VORLIEGENDER TEXT:
Sawsan Chebli: „Wir sind in Deutschland insgesamt, nicht nur in der Politik, aber auch in der Politik, ganz weit weg von Chancengleichheit. Wenn Sie sich das Parlament anschauen, dann ist es immer noch so, dass die Parteien nicht paritätisch besetzt sind. Deswegen fordere ich ganz klar ein Paritätsgesetz. Ich möchte eine Quote durchsetzen. Wenn Sie sehen, wie die Lage in Führungspositionen in unserem Land ist, wir sind eines der am weitesten entwickelten Länder der Welt und trotzdem sitzen zu wenig Frauen in Führungspositionen (…) Das, was Herr May hier anspricht, das ist struktureller Sexismus, den wir angehen müssen. Warum kann jemand so etwas sagen? Was für ein Klima herrscht da vor?“

(…)

Anke Plättner: „Wird Ihnen weniger zugetraut, weil Sie eine Frau sind?“

Sawsan Chebli: „Ja, auf jeden Fall. Ich habe mit ganz anderen Stereotypen, mit ganz anderen Vorurteilen … Ich erlebe auch eine Gemengelage aus Sexismus und Rassismus, die extrem ist. Nicht nur in den sozialen Medien, sondern ich bekomme Briefe, ich bekomme Mails. Ich erlebe eigentliche jeden Tag Sexismus in meinem Alltag.“

(Woher nimmt die arme Frau nur die Kraft weiterzumachen, möchte man an dieser Stelle fragen. Vielleicht ist es für sie ein Trost, dass sie trotz oder gerade wegen des vielen Ungemachs sehr erfolgreich ist. Bis jetzt ist sie durch kaum mehr als das Verteilen von Sexismusvorwürfen und Integrations-Plattitüden aufgefallen und trotzdem möchte sie für den Bundestag kandidieren. Das heißt doch unterm Strich, dass Frauen es sich längst leisten können, genauso mittelmäßig wie viele Männer aufzutreten – und trotzdem Karriere machen können.)

„Ich bin immer ein Freund davon, dass man Ross und Reiter nennt“

Anke Plättner: „Frau Kelle, Sie wollten dazu etwas sagen.“

Birgit Kelle: „Ja, ich stelle fest, es gibt einfach unterschiedliche Wahrnehmungen, weil ich kann das, ganz ehrlich, für mich persönlich überhaupt nicht unterschreiben, dass ich feststelle, ich würde in einer sexistischen Gesellschaft leben (…) Gerade auch dieses Strukturelle würde ich absolut in Frage stellen, weil es ja auch unfair ist (…) Wer ständig von toxischer Männlichkeit oder strukturellem Sexismus redet …“

(Sawsan Chebli lächelt affektiert verunsichert.)

DIE AUFGABE: Schreib den Gesprächsausschnitt über Sexismus ab dem Wortlaut „Birgit Kelle: „Ja, ich“ bis einschließlich „lächelt affektiert verunsichert.)“ noch einmal ab. Tausche dabei „Männlichkeit“ gegen „Weiblichkeit“ aus.

Einträge umrahmter Elemente
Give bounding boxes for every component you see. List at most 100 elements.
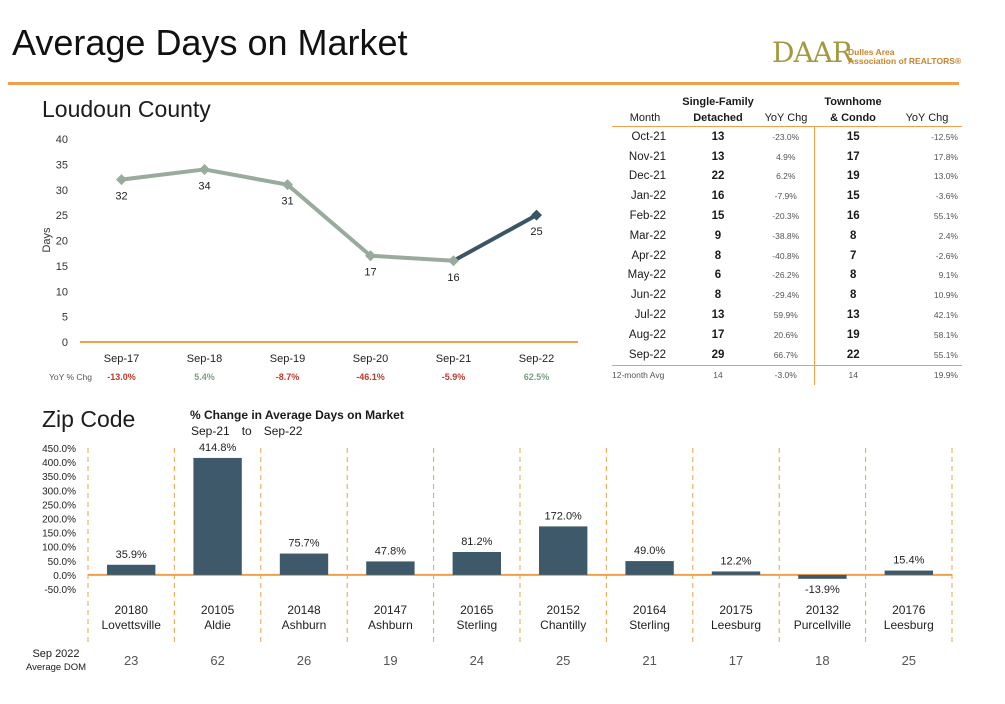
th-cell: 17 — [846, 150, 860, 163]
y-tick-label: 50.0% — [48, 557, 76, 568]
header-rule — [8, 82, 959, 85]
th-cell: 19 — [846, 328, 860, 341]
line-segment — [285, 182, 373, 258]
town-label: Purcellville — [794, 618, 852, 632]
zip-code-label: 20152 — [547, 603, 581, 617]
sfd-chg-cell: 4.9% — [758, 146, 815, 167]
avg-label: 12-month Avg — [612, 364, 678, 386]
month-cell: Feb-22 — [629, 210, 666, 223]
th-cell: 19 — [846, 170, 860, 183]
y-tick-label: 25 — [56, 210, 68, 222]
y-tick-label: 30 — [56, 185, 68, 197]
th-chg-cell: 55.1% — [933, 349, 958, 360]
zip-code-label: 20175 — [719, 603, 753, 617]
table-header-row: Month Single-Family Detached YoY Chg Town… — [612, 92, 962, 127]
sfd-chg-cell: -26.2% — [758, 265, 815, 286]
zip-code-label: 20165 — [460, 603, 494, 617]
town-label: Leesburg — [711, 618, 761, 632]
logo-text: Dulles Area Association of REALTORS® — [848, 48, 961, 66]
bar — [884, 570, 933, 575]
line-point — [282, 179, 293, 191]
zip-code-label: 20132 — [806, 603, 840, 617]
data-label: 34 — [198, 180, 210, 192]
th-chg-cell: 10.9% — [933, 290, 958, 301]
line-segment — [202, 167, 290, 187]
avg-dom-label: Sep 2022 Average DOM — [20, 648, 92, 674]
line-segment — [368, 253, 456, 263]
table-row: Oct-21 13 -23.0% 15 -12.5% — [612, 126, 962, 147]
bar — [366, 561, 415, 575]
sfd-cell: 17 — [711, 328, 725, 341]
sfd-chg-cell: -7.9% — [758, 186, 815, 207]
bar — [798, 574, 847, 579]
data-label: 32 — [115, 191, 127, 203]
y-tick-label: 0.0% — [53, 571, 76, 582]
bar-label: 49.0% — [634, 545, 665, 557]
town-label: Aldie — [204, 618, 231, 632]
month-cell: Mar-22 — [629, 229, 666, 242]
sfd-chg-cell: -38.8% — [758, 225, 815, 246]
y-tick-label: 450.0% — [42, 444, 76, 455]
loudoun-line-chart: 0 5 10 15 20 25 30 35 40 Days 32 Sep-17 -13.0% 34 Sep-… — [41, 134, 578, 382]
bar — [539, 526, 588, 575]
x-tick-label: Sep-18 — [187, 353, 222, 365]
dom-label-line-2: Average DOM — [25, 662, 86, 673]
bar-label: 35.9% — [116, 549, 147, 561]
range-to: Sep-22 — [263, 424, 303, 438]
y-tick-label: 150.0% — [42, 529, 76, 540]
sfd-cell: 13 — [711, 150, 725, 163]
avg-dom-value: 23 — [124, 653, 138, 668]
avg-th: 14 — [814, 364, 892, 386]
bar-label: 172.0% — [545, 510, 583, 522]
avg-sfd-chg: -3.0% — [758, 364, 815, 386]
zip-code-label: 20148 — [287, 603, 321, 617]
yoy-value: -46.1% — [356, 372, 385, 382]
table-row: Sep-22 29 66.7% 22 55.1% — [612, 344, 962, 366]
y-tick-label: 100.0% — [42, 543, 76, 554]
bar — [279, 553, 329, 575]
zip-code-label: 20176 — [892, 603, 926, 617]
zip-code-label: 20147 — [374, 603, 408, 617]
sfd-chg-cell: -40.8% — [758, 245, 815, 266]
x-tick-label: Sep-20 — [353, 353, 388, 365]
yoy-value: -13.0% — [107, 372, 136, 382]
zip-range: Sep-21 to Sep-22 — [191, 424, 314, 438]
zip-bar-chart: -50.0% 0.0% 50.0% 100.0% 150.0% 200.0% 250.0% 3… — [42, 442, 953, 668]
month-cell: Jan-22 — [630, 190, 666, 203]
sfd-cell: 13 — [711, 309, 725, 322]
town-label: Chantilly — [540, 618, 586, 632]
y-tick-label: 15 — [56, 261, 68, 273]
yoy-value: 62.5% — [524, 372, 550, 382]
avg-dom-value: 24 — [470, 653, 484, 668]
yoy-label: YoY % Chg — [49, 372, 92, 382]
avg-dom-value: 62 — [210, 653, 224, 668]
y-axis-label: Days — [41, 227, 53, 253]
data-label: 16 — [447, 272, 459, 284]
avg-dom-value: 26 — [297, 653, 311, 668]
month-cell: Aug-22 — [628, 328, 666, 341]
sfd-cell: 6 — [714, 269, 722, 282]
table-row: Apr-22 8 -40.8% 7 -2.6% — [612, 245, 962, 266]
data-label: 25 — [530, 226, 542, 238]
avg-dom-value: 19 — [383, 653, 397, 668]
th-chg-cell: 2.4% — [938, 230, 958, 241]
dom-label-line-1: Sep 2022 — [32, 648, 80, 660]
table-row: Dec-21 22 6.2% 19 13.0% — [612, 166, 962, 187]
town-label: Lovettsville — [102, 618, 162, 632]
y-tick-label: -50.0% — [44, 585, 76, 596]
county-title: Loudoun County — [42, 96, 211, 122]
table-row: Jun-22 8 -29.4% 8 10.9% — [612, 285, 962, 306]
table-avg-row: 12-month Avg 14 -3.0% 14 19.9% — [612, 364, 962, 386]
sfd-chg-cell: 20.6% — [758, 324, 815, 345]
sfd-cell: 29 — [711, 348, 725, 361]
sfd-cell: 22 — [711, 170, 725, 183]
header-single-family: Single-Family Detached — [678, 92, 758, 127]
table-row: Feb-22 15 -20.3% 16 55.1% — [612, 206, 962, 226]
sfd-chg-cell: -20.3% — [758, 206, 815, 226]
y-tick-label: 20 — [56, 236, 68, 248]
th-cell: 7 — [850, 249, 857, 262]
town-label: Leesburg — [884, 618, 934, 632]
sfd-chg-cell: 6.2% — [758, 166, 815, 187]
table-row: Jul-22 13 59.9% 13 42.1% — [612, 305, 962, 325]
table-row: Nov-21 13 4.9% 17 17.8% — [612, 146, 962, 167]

RICHTIGE ANTWORT:
Birgit Kelle: „Ja, ich stelle fest, es gibt einfach unterschiedliche Wahrnehmungen, weil ich kann das, ganz ehrlich, für mich persönlich überhaupt nicht unterschreiben, dass ich feststelle, ich würde in einer sexistischen Gesellschaft leben (…) Gerade auch dieses Strukturelle würde ich absolut in Frage stellen, weil es ja auch unfair ist (…) Wer ständig von toxischer Weiblichkeit oder strukturellem Sexismus redet …“

(Sawsan Chebli lächelt affektiert verunsichert.)